## What is expected
Produce a word-for-word copy of the listing below without its pictures.

[Source records]
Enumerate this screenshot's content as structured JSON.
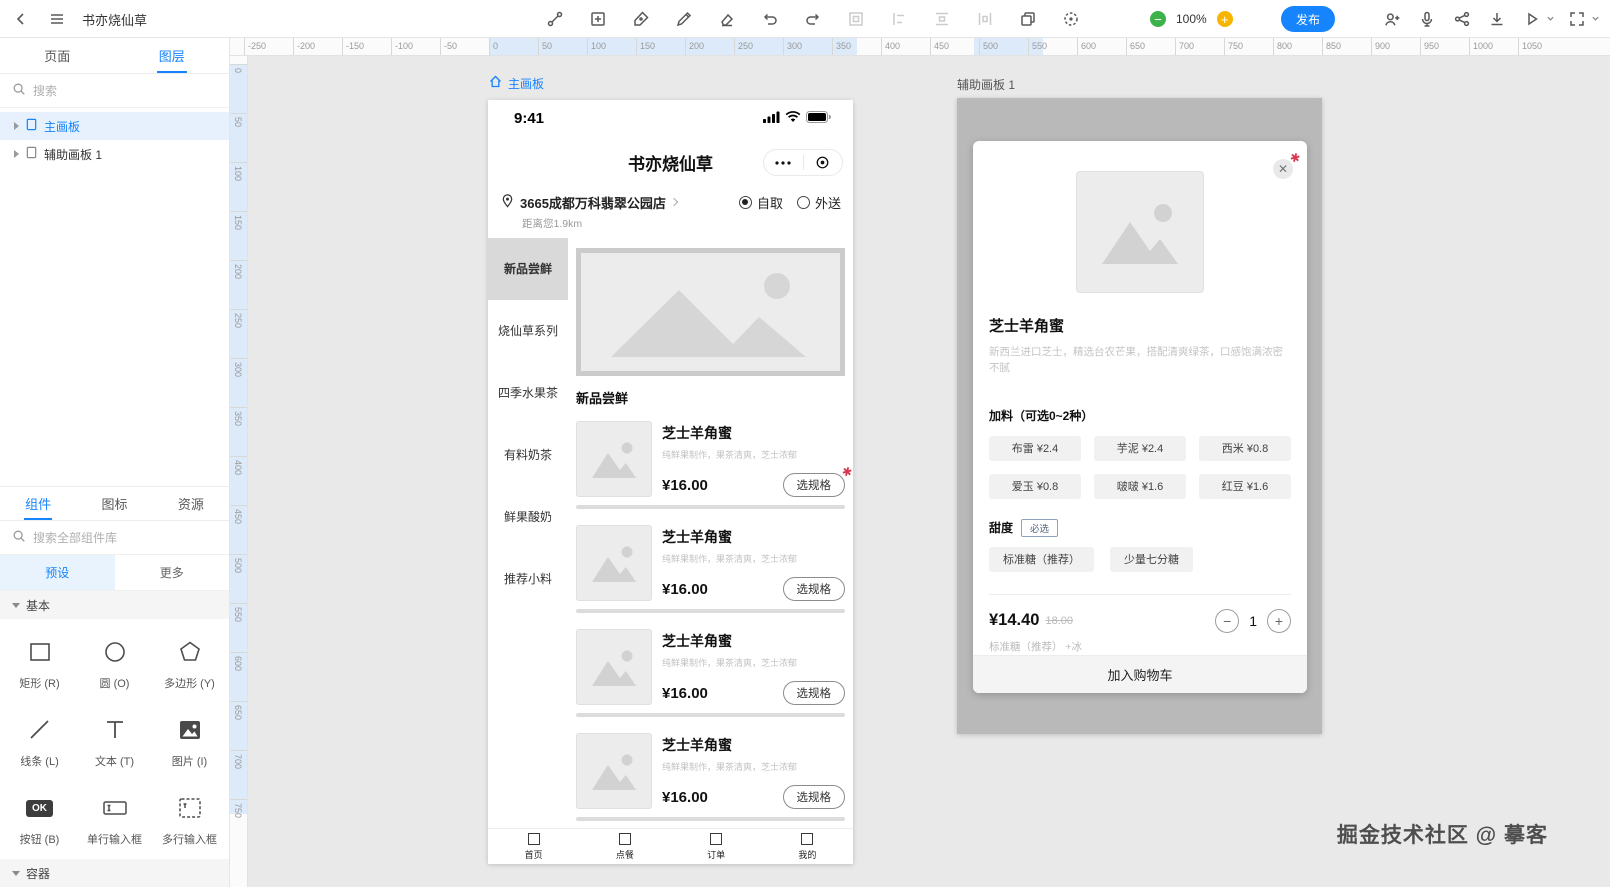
{
  "toolbar": {
    "title": "书亦烧仙草",
    "zoom_level": "100%",
    "publish_label": "发布"
  },
  "sidebar": {
    "panel_tabs": {
      "pages": "页面",
      "layers": "图层"
    },
    "search_placeholder": "搜索",
    "layers": [
      {
        "label": "主画板"
      },
      {
        "label": "辅助画板 1"
      }
    ],
    "library_tabs": {
      "components": "组件",
      "icons": "图标",
      "resources": "资源"
    },
    "library_search_placeholder": "搜索全部组件库",
    "preset_tabs": {
      "presets": "预设",
      "more": "更多"
    },
    "sections": {
      "basic": "基本",
      "container": "容器"
    },
    "components": [
      {
        "label": "矩形 (R)"
      },
      {
        "label": "圆 (O)"
      },
      {
        "label": "多边形 (Y)"
      },
      {
        "label": "线条 (L)"
      },
      {
        "label": "文本 (T)"
      },
      {
        "label": "图片 (I)"
      },
      {
        "label": "按钮 (B)",
        "icon_text": "OK"
      },
      {
        "label": "单行输入框"
      },
      {
        "label": "多行输入框"
      }
    ]
  },
  "ruler": {
    "h_ticks": [
      -250,
      -200,
      -150,
      -100,
      -50,
      0,
      50,
      100,
      150,
      200,
      250,
      300,
      350,
      400,
      450,
      500,
      550,
      600,
      650,
      700,
      750,
      800,
      850,
      900,
      950,
      1000,
      1050
    ],
    "v_ticks": [
      0,
      50,
      100,
      150,
      200,
      250,
      300,
      350,
      400,
      450,
      500,
      550,
      600,
      650,
      700,
      750
    ]
  },
  "canvas": {
    "main_artboard_label": "主画板",
    "aux_artboard_label": "辅助画板 1",
    "phone": {
      "status_time": "9:41",
      "store_name": "书亦烧仙草",
      "store_address": "3665成都万科翡翠公园店",
      "distance": "距离您1.9km",
      "order_modes": {
        "pickup": "自取",
        "delivery": "外送"
      },
      "categories": [
        {
          "label": "新品尝鲜"
        },
        {
          "label": "烧仙草系列"
        },
        {
          "label": "四季水果茶"
        },
        {
          "label": "有料奶茶"
        },
        {
          "label": "鲜果酸奶"
        },
        {
          "label": "推荐小料"
        }
      ],
      "section_title": "新品尝鲜",
      "products": [
        {
          "name": "芝士羊角蜜",
          "desc": "纯鲜果制作，果茶清爽，芝士浓郁",
          "price": "¥16.00",
          "action": "选规格"
        },
        {
          "name": "芝士羊角蜜",
          "desc": "纯鲜果制作，果茶清爽，芝士浓郁",
          "price": "¥16.00",
          "action": "选规格"
        },
        {
          "name": "芝士羊角蜜",
          "desc": "纯鲜果制作，果茶清爽，芝士浓郁",
          "price": "¥16.00",
          "action": "选规格"
        },
        {
          "name": "芝士羊角蜜",
          "desc": "纯鲜果制作，果茶清爽，芝士浓郁",
          "price": "¥16.00",
          "action": "选规格"
        }
      ],
      "tabbar": [
        {
          "label": "首页"
        },
        {
          "label": "点餐"
        },
        {
          "label": "订单"
        },
        {
          "label": "我的"
        }
      ]
    },
    "modal": {
      "title": "芝士羊角蜜",
      "description": "新西兰进口芝士，精选台农芒果，搭配清爽绿茶，口感饱满浓密不腻",
      "addons_label": "加料（可选0~2种）",
      "addons": [
        "布雷 ¥2.4",
        "芋泥 ¥2.4",
        "西米 ¥0.8",
        "爱玉 ¥0.8",
        "啵啵 ¥1.6",
        "红豆 ¥1.6"
      ],
      "sweetness_label": "甜度",
      "required_badge": "必选",
      "sweetness_options": [
        "标准糖（推荐）",
        "少量七分糖"
      ],
      "price": "¥14.40",
      "original_price": "18.00",
      "selected_spec": "标准糖（推荐） +冰",
      "quantity": "1",
      "add_to_cart_label": "加入购物车"
    }
  },
  "watermark": "掘金技术社区 @ 摹客"
}
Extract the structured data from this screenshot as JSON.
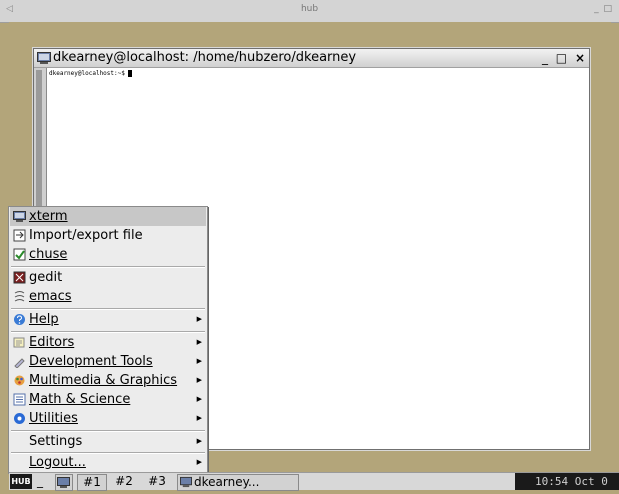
{
  "outer_window": {
    "title": "hub",
    "left_control": "◁",
    "right_controls": "_ □"
  },
  "xterm": {
    "title": "dkearney@localhost: /home/hubzero/dkearney",
    "prompt": "dkearney@localhost:~$ ",
    "buttons": {
      "minimize": "_",
      "maximize": "□",
      "close": "×"
    }
  },
  "menu": {
    "items": [
      {
        "label": "xterm",
        "icon": "terminal-icon"
      },
      {
        "label": "Import/export file",
        "icon": "import-export-icon"
      },
      {
        "label": "chuse",
        "icon": "checkbox-icon"
      },
      {
        "label": "gedit",
        "icon": "gedit-icon"
      },
      {
        "label": "emacs",
        "icon": "emacs-icon"
      },
      {
        "label": "Help",
        "icon": "help-icon"
      },
      {
        "label": "Editors",
        "icon": "editors-icon"
      },
      {
        "label": "Development Tools",
        "icon": "development-tools-icon"
      },
      {
        "label": "Multimedia & Graphics",
        "icon": "multimedia-icon"
      },
      {
        "label": "Math & Science",
        "icon": "math-science-icon"
      },
      {
        "label": "Utilities",
        "icon": "utilities-icon"
      },
      {
        "label": "Settings",
        "icon": ""
      },
      {
        "label": "Logout...",
        "icon": ""
      }
    ],
    "submenu_arrow": "▶"
  },
  "taskbar": {
    "logo": "HUB",
    "minimize_label": "_",
    "workspaces": [
      "#1",
      "#2",
      "#3"
    ],
    "task_label": "dkearney...",
    "clock": "10:54 Oct 0"
  },
  "colors": {
    "desktop": "#b3a57a",
    "menu_bg": "#ececec",
    "menu_highlight": "#c7c7c7"
  }
}
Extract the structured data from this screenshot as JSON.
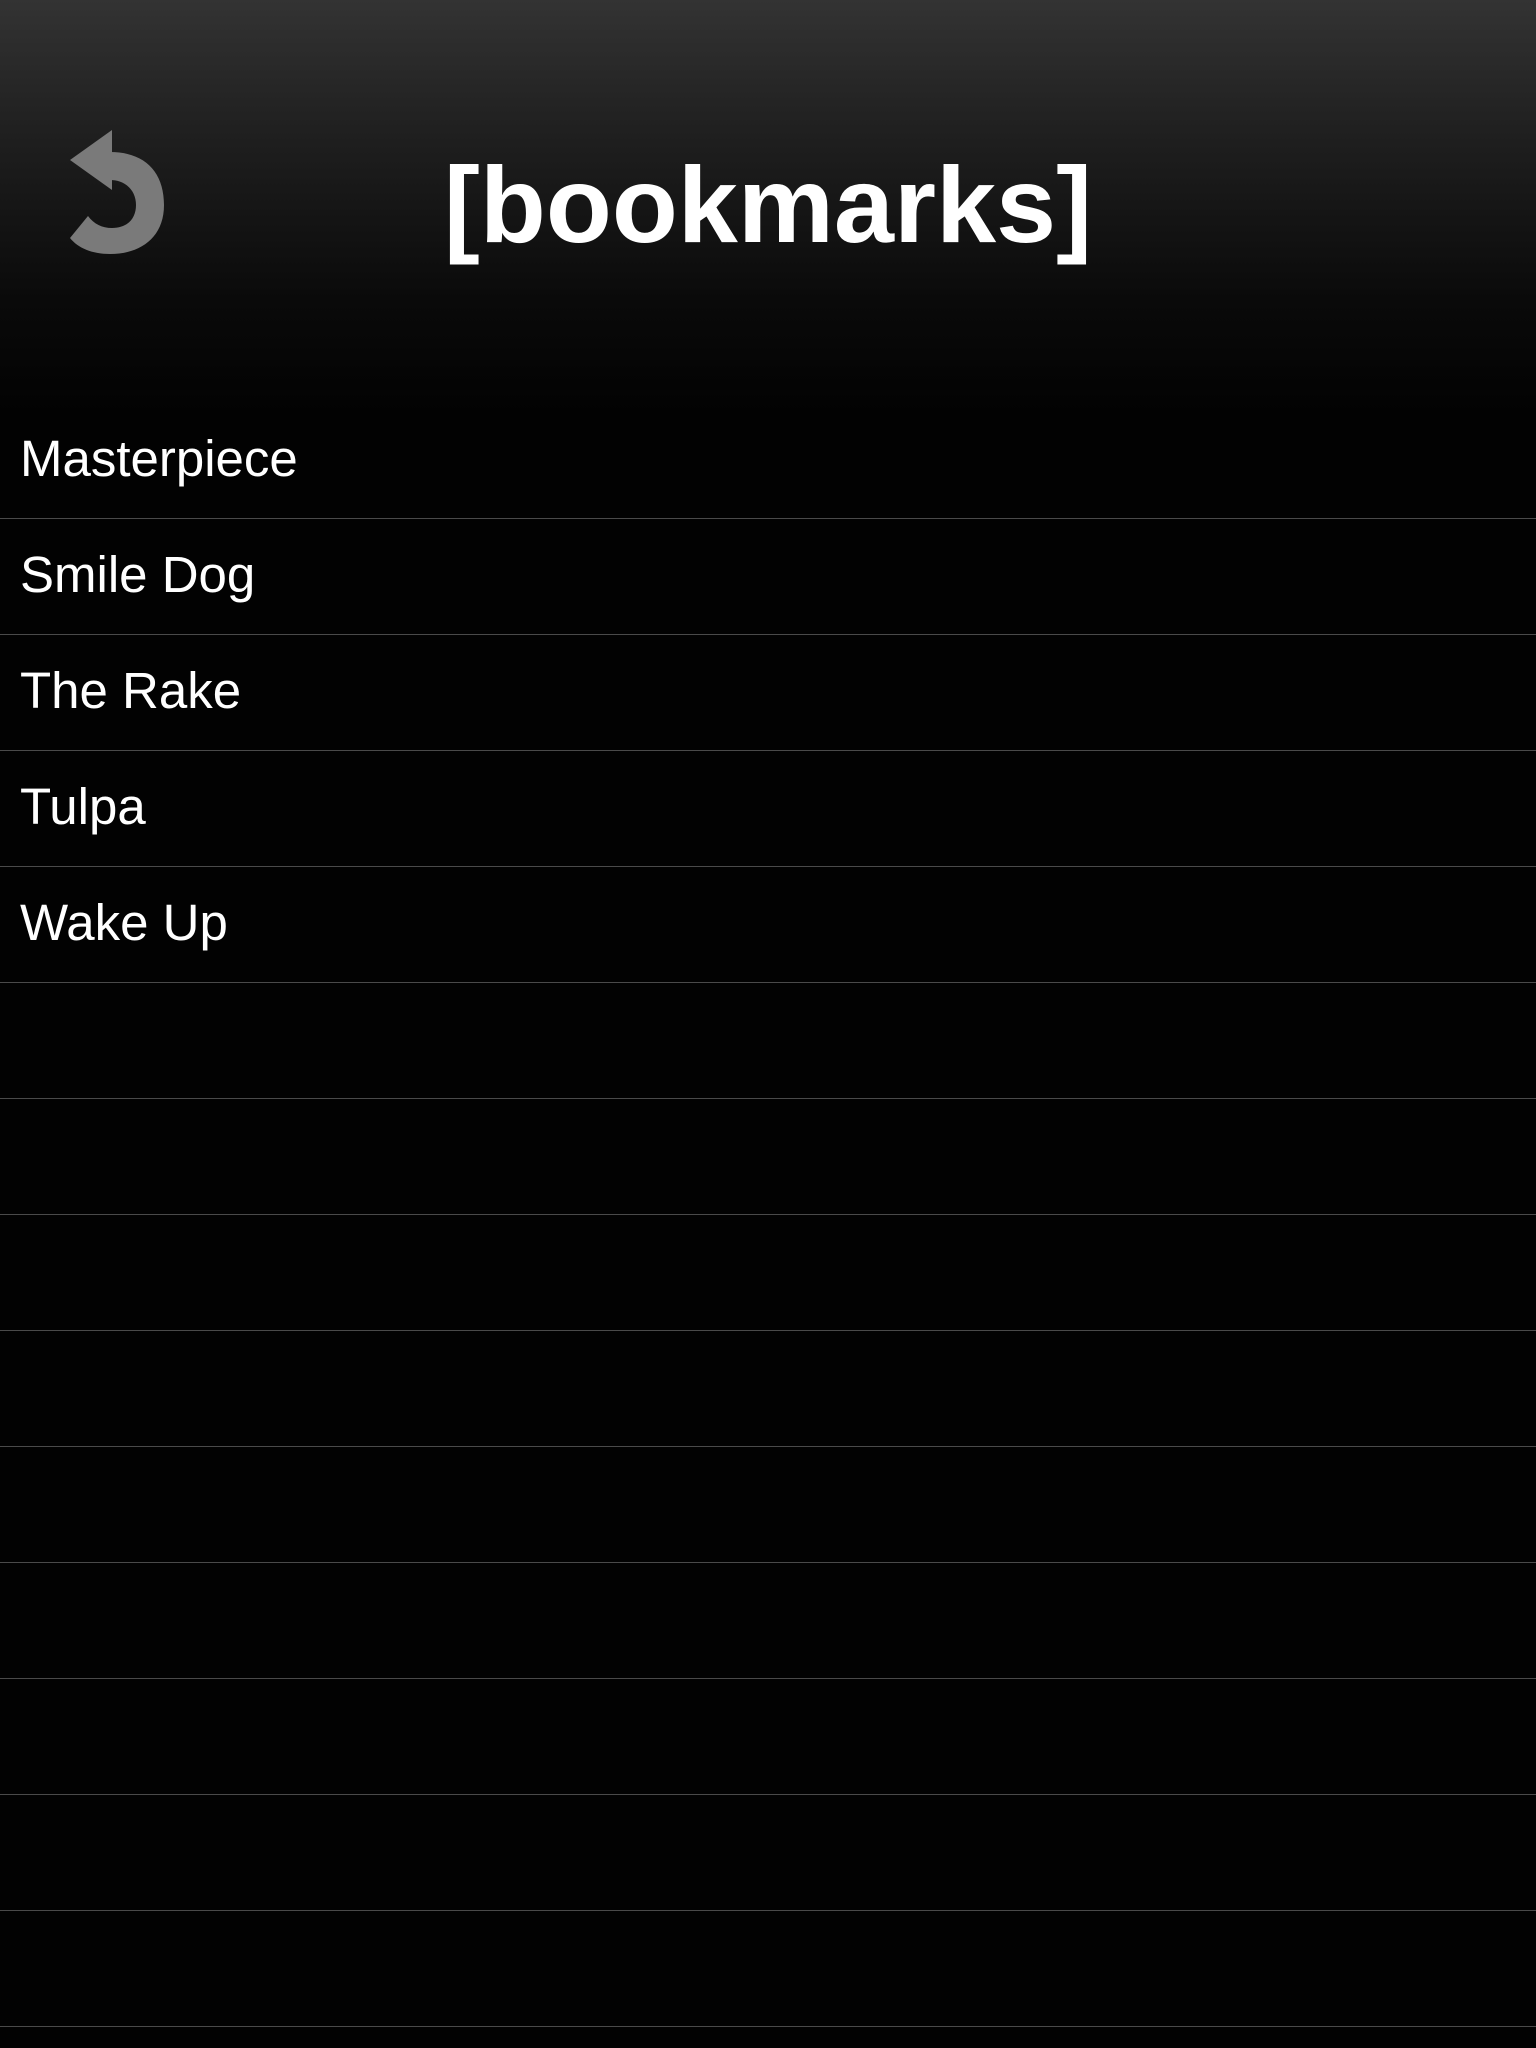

## Result of this task
Enumerate this screenshot's content as structured JSON.
{
  "toolbar": {
    "title": "书亦烧仙草",
    "zoom_level": "100%",
    "publish_label": "发布"
  },
  "sidebar": {
    "panel_tabs": {
      "pages": "页面",
      "layers": "图层"
    },
    "search_placeholder": "搜索",
    "layers": [
      {
        "label": "主画板"
      },
      {
        "label": "辅助画板 1"
      }
    ],
    "library_tabs": {
      "components": "组件",
      "icons": "图标",
      "resources": "资源"
    },
    "library_search_placeholder": "搜索全部组件库",
    "preset_tabs": {
      "presets": "预设",
      "more": "更多"
    },
    "sections": {
      "basic": "基本",
      "container": "容器"
    },
    "components": [
      {
        "label": "矩形 (R)"
      },
      {
        "label": "圆 (O)"
      },
      {
        "label": "多边形 (Y)"
      },
      {
        "label": "线条 (L)"
      },
      {
        "label": "文本 (T)"
      },
      {
        "label": "图片 (I)"
      },
      {
        "label": "按钮 (B)",
        "icon_text": "OK"
      },
      {
        "label": "单行输入框"
      },
      {
        "label": "多行输入框"
      }
    ]
  },
  "ruler": {
    "h_ticks": [
      -250,
      -200,
      -150,
      -100,
      -50,
      0,
      50,
      100,
      150,
      200,
      250,
      300,
      350,
      400,
      450,
      500,
      550,
      600,
      650,
      700,
      750,
      800,
      850,
      900,
      950,
      1000,
      1050
    ],
    "v_ticks": [
      0,
      50,
      100,
      150,
      200,
      250,
      300,
      350,
      400,
      450,
      500,
      550,
      600,
      650,
      700,
      750
    ]
  },
  "canvas": {
    "main_artboard_label": "主画板",
    "aux_artboard_label": "辅助画板 1",
    "phone": {
      "status_time": "9:41",
      "store_name": "书亦烧仙草",
      "store_address": "3665成都万科翡翠公园店",
      "distance": "距离您1.9km",
      "order_modes": {
        "pickup": "自取",
        "delivery": "外送"
      },
      "categories": [
        {
          "label": "新品尝鲜"
        },
        {
          "label": "烧仙草系列"
        },
        {
          "label": "四季水果茶"
        },
        {
          "label": "有料奶茶"
        },
        {
          "label": "鲜果酸奶"
        },
        {
          "label": "推荐小料"
        }
      ],
      "section_title": "新品尝鲜",
      "products": [
        {
          "name": "芝士羊角蜜",
          "desc": "纯鲜果制作，果茶清爽，芝士浓郁",
          "price": "¥16.00",
          "action": "选规格"
        },
        {
          "name": "芝士羊角蜜",
          "desc": "纯鲜果制作，果茶清爽，芝士浓郁",
          "price": "¥16.00",
          "action": "选规格"
        },
        {
          "name": "芝士羊角蜜",
          "desc": "纯鲜果制作，果茶清爽，芝士浓郁",
          "price": "¥16.00",
          "action": "选规格"
        },
        {
          "name": "芝士羊角蜜",
          "desc": "纯鲜果制作，果茶清爽，芝士浓郁",
          "price": "¥16.00",
          "action": "选规格"
        }
      ],
      "tabbar": [
        {
          "label": "首页"
        },
        {
          "label": "点餐"
        },
        {
          "label": "订单"
        },
        {
          "label": "我的"
        }
      ]
    },
    "modal": {
      "title": "芝士羊角蜜",
      "description": "新西兰进口芝士，精选台农芒果，搭配清爽绿茶，口感饱满浓密不腻",
      "addons_label": "加料（可选0~2种）",
      "addons": [
        "布雷 ¥2.4",
        "芋泥 ¥2.4",
        "西米 ¥0.8",
        "爱玉 ¥0.8",
        "啵啵 ¥1.6",
        "红豆 ¥1.6"
      ],
      "sweetness_label": "甜度",
      "required_badge": "必选",
      "sweetness_options": [
        "标准糖（推荐）",
        "少量七分糖"
      ],
      "price": "¥14.40",
      "original_price": "18.00",
      "selected_spec": "标准糖（推荐） +冰",
      "quantity": "1",
      "add_to_cart_label": "加入购物车"
    }
  },
  "watermark": "掘金技术社区 @ 摹客"
}
Extract the structured data from this screenshot as JSON.
{
  "outer_window": {
    "title": "hub",
    "left_control": "◁",
    "right_controls": "_ □"
  },
  "xterm": {
    "title": "dkearney@localhost: /home/hubzero/dkearney",
    "prompt": "dkearney@localhost:~$ ",
    "buttons": {
      "minimize": "_",
      "maximize": "□",
      "close": "×"
    }
  },
  "menu": {
    "items": [
      {
        "label": "xterm",
        "icon": "terminal-icon"
      },
      {
        "label": "Import/export file",
        "icon": "import-export-icon"
      },
      {
        "label": "chuse",
        "icon": "checkbox-icon"
      },
      {
        "label": "gedit",
        "icon": "gedit-icon"
      },
      {
        "label": "emacs",
        "icon": "emacs-icon"
      },
      {
        "label": "Help",
        "icon": "help-icon"
      },
      {
        "label": "Editors",
        "icon": "editors-icon"
      },
      {
        "label": "Development Tools",
        "icon": "development-tools-icon"
      },
      {
        "label": "Multimedia & Graphics",
        "icon": "multimedia-icon"
      },
      {
        "label": "Math & Science",
        "icon": "math-science-icon"
      },
      {
        "label": "Utilities",
        "icon": "utilities-icon"
      },
      {
        "label": "Settings",
        "icon": ""
      },
      {
        "label": "Logout...",
        "icon": ""
      }
    ],
    "submenu_arrow": "▶"
  },
  "taskbar": {
    "logo": "HUB",
    "minimize_label": "_",
    "workspaces": [
      "#1",
      "#2",
      "#3"
    ],
    "task_label": "dkearney...",
    "clock": "10:54 Oct 0"
  },
  "colors": {
    "desktop": "#b3a57a",
    "menu_bg": "#ececec",
    "menu_highlight": "#c7c7c7"
  }
}
Extract the structured data from this screenshot as JSON.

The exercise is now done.